GIVEN INSTRUCTION ->
Find every line in the records below that holds the word "有三个不同的零点", and copy it out.

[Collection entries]
------------------------------------

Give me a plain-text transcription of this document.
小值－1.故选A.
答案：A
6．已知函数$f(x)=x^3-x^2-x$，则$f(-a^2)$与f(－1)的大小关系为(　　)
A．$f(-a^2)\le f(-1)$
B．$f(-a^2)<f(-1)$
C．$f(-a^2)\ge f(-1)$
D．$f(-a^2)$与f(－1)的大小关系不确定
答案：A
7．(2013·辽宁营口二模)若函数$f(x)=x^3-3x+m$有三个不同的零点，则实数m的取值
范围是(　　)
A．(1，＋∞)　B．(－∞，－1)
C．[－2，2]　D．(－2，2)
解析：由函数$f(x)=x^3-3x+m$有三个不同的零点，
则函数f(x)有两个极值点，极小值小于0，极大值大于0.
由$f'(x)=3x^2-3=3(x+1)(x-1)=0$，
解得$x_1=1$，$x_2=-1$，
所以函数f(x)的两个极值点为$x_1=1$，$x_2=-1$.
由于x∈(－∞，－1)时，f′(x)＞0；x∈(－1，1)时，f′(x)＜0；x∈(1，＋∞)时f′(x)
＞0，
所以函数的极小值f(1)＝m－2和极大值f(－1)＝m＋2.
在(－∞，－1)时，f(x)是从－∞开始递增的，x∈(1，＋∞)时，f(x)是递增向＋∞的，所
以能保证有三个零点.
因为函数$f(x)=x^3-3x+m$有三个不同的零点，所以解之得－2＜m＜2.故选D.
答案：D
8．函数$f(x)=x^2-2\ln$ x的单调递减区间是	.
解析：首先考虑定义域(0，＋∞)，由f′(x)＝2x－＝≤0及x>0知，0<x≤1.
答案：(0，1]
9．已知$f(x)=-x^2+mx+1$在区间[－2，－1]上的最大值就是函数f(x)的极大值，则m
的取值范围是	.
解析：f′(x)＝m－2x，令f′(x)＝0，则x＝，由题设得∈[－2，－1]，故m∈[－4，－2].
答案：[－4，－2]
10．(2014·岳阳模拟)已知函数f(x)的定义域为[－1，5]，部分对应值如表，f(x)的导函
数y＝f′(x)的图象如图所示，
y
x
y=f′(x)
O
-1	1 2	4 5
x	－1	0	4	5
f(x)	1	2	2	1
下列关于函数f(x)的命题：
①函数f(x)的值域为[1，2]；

------------------------------------

RIGHT ANSWER ->
7．(2013·辽宁营口二模)若函数$f(x)=x^3-3x+m$有三个不同的零点，则实数m的取值
解析：由函数$f(x)=x^3-3x+m$有三个不同的零点，
因为函数$f(x)=x^3-3x+m$有三个不同的零点，所以解之得－2＜m＜2.故选D.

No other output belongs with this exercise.